-- Start of Provided material --
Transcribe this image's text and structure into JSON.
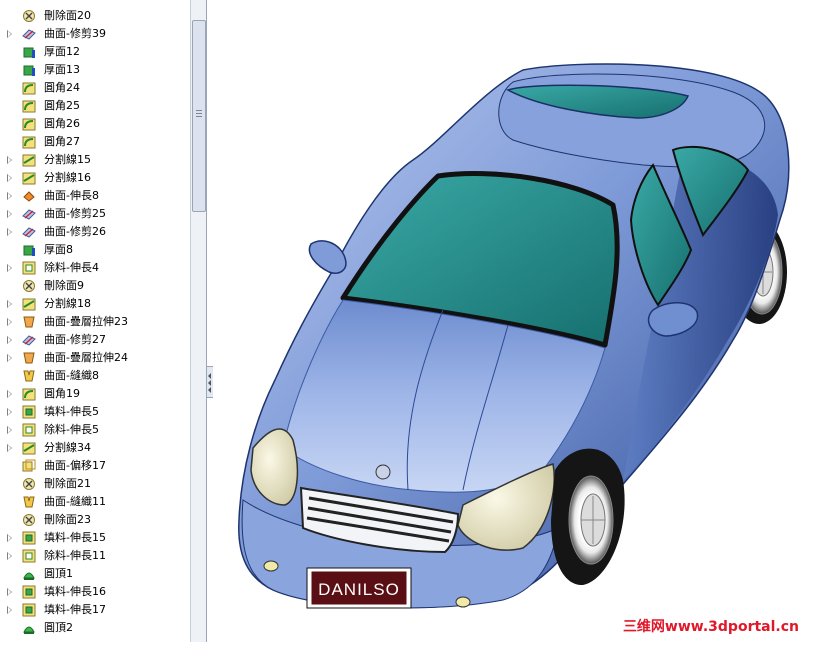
{
  "feature_tree": {
    "items": [
      {
        "label": "刪除面20",
        "icon": "delete-face-icon",
        "expandable": false
      },
      {
        "label": "曲面-修剪39",
        "icon": "surface-trim-icon",
        "expandable": true
      },
      {
        "label": "厚面12",
        "icon": "thicken-icon",
        "expandable": false
      },
      {
        "label": "厚面13",
        "icon": "thicken-icon",
        "expandable": false
      },
      {
        "label": "圓角24",
        "icon": "fillet-icon",
        "expandable": false
      },
      {
        "label": "圓角25",
        "icon": "fillet-icon",
        "expandable": false
      },
      {
        "label": "圓角26",
        "icon": "fillet-icon",
        "expandable": false
      },
      {
        "label": "圓角27",
        "icon": "fillet-icon",
        "expandable": false
      },
      {
        "label": "分割線15",
        "icon": "split-line-icon",
        "expandable": true
      },
      {
        "label": "分割線16",
        "icon": "split-line-icon",
        "expandable": true
      },
      {
        "label": "曲面-伸長8",
        "icon": "surface-extrude-icon",
        "expandable": true
      },
      {
        "label": "曲面-修剪25",
        "icon": "surface-trim-icon",
        "expandable": true
      },
      {
        "label": "曲面-修剪26",
        "icon": "surface-trim-icon",
        "expandable": true
      },
      {
        "label": "厚面8",
        "icon": "thicken-icon",
        "expandable": false
      },
      {
        "label": "除料-伸長4",
        "icon": "cut-extrude-icon",
        "expandable": true
      },
      {
        "label": "刪除面9",
        "icon": "delete-face-icon",
        "expandable": false
      },
      {
        "label": "分割線18",
        "icon": "split-line-icon",
        "expandable": true
      },
      {
        "label": "曲面-疊層拉伸23",
        "icon": "surface-loft-icon",
        "expandable": true
      },
      {
        "label": "曲面-修剪27",
        "icon": "surface-trim-icon",
        "expandable": true
      },
      {
        "label": "曲面-疊層拉伸24",
        "icon": "surface-loft-icon",
        "expandable": true
      },
      {
        "label": "曲面-縫織8",
        "icon": "surface-knit-icon",
        "expandable": false
      },
      {
        "label": "圓角19",
        "icon": "fillet-icon",
        "expandable": true
      },
      {
        "label": "填料-伸長5",
        "icon": "boss-extrude-icon",
        "expandable": true
      },
      {
        "label": "除料-伸長5",
        "icon": "cut-extrude-icon",
        "expandable": true
      },
      {
        "label": "分割線34",
        "icon": "split-line-icon",
        "expandable": true
      },
      {
        "label": "曲面-偏移17",
        "icon": "surface-offset-icon",
        "expandable": false
      },
      {
        "label": "刪除面21",
        "icon": "delete-face-icon",
        "expandable": false
      },
      {
        "label": "曲面-縫織11",
        "icon": "surface-knit-icon",
        "expandable": false
      },
      {
        "label": "刪除面23",
        "icon": "delete-face-icon",
        "expandable": false
      },
      {
        "label": "填料-伸長15",
        "icon": "boss-extrude-icon",
        "expandable": true
      },
      {
        "label": "除料-伸長11",
        "icon": "cut-extrude-icon",
        "expandable": true
      },
      {
        "label": "圓頂1",
        "icon": "dome-icon",
        "expandable": false
      },
      {
        "label": "填料-伸長16",
        "icon": "boss-extrude-icon",
        "expandable": true
      },
      {
        "label": "填料-伸長17",
        "icon": "boss-extrude-icon",
        "expandable": true
      },
      {
        "label": "圓頂2",
        "icon": "dome-icon",
        "expandable": false
      }
    ]
  },
  "viewport": {
    "model": "car-3d-model",
    "license_plate": "DANILSO",
    "body_color": "#6f8fd0",
    "glass_color": "#2e9a9a"
  },
  "watermark": {
    "text": "三维网www.3dportal.cn",
    "color": "#e0182a"
  }
}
-- End of Provided material --
◆ Short exercise ◆
Omit the pictures, then quote the rest of the material above exactly.

◆ Response below ◆
Transcribe this image's text and structure into JSON.
{
  "feature_tree": {
    "items": [
      {
        "label": "刪除面20",
        "icon": "delete-face-icon",
        "expandable": false
      },
      {
        "label": "曲面-修剪39",
        "icon": "surface-trim-icon",
        "expandable": true
      },
      {
        "label": "厚面12",
        "icon": "thicken-icon",
        "expandable": false
      },
      {
        "label": "厚面13",
        "icon": "thicken-icon",
        "expandable": false
      },
      {
        "label": "圓角24",
        "icon": "fillet-icon",
        "expandable": false
      },
      {
        "label": "圓角25",
        "icon": "fillet-icon",
        "expandable": false
      },
      {
        "label": "圓角26",
        "icon": "fillet-icon",
        "expandable": false
      },
      {
        "label": "圓角27",
        "icon": "fillet-icon",
        "expandable": false
      },
      {
        "label": "分割線15",
        "icon": "split-line-icon",
        "expandable": true
      },
      {
        "label": "分割線16",
        "icon": "split-line-icon",
        "expandable": true
      },
      {
        "label": "曲面-伸長8",
        "icon": "surface-extrude-icon",
        "expandable": true
      },
      {
        "label": "曲面-修剪25",
        "icon": "surface-trim-icon",
        "expandable": true
      },
      {
        "label": "曲面-修剪26",
        "icon": "surface-trim-icon",
        "expandable": true
      },
      {
        "label": "厚面8",
        "icon": "thicken-icon",
        "expandable": false
      },
      {
        "label": "除料-伸長4",
        "icon": "cut-extrude-icon",
        "expandable": true
      },
      {
        "label": "刪除面9",
        "icon": "delete-face-icon",
        "expandable": false
      },
      {
        "label": "分割線18",
        "icon": "split-line-icon",
        "expandable": true
      },
      {
        "label": "曲面-疊層拉伸23",
        "icon": "surface-loft-icon",
        "expandable": true
      },
      {
        "label": "曲面-修剪27",
        "icon": "surface-trim-icon",
        "expandable": true
      },
      {
        "label": "曲面-疊層拉伸24",
        "icon": "surface-loft-icon",
        "expandable": true
      },
      {
        "label": "曲面-縫織8",
        "icon": "surface-knit-icon",
        "expandable": false
      },
      {
        "label": "圓角19",
        "icon": "fillet-icon",
        "expandable": true
      },
      {
        "label": "填料-伸長5",
        "icon": "boss-extrude-icon",
        "expandable": true
      },
      {
        "label": "除料-伸長5",
        "icon": "cut-extrude-icon",
        "expandable": true
      },
      {
        "label": "分割線34",
        "icon": "split-line-icon",
        "expandable": true
      },
      {
        "label": "曲面-偏移17",
        "icon": "surface-offset-icon",
        "expandable": false
      },
      {
        "label": "刪除面21",
        "icon": "delete-face-icon",
        "expandable": false
      },
      {
        "label": "曲面-縫織11",
        "icon": "surface-knit-icon",
        "expandable": false
      },
      {
        "label": "刪除面23",
        "icon": "delete-face-icon",
        "expandable": false
      },
      {
        "label": "填料-伸長15",
        "icon": "boss-extrude-icon",
        "expandable": true
      },
      {
        "label": "除料-伸長11",
        "icon": "cut-extrude-icon",
        "expandable": true
      },
      {
        "label": "圓頂1",
        "icon": "dome-icon",
        "expandable": false
      },
      {
        "label": "填料-伸長16",
        "icon": "boss-extrude-icon",
        "expandable": true
      },
      {
        "label": "填料-伸長17",
        "icon": "boss-extrude-icon",
        "expandable": true
      },
      {
        "label": "圓頂2",
        "icon": "dome-icon",
        "expandable": false
      }
    ]
  },
  "viewport": {
    "model": "car-3d-model",
    "license_plate": "DANILSO",
    "body_color": "#6f8fd0",
    "glass_color": "#2e9a9a"
  },
  "watermark": {
    "text": "三维网www.3dportal.cn",
    "color": "#e0182a"
  }
}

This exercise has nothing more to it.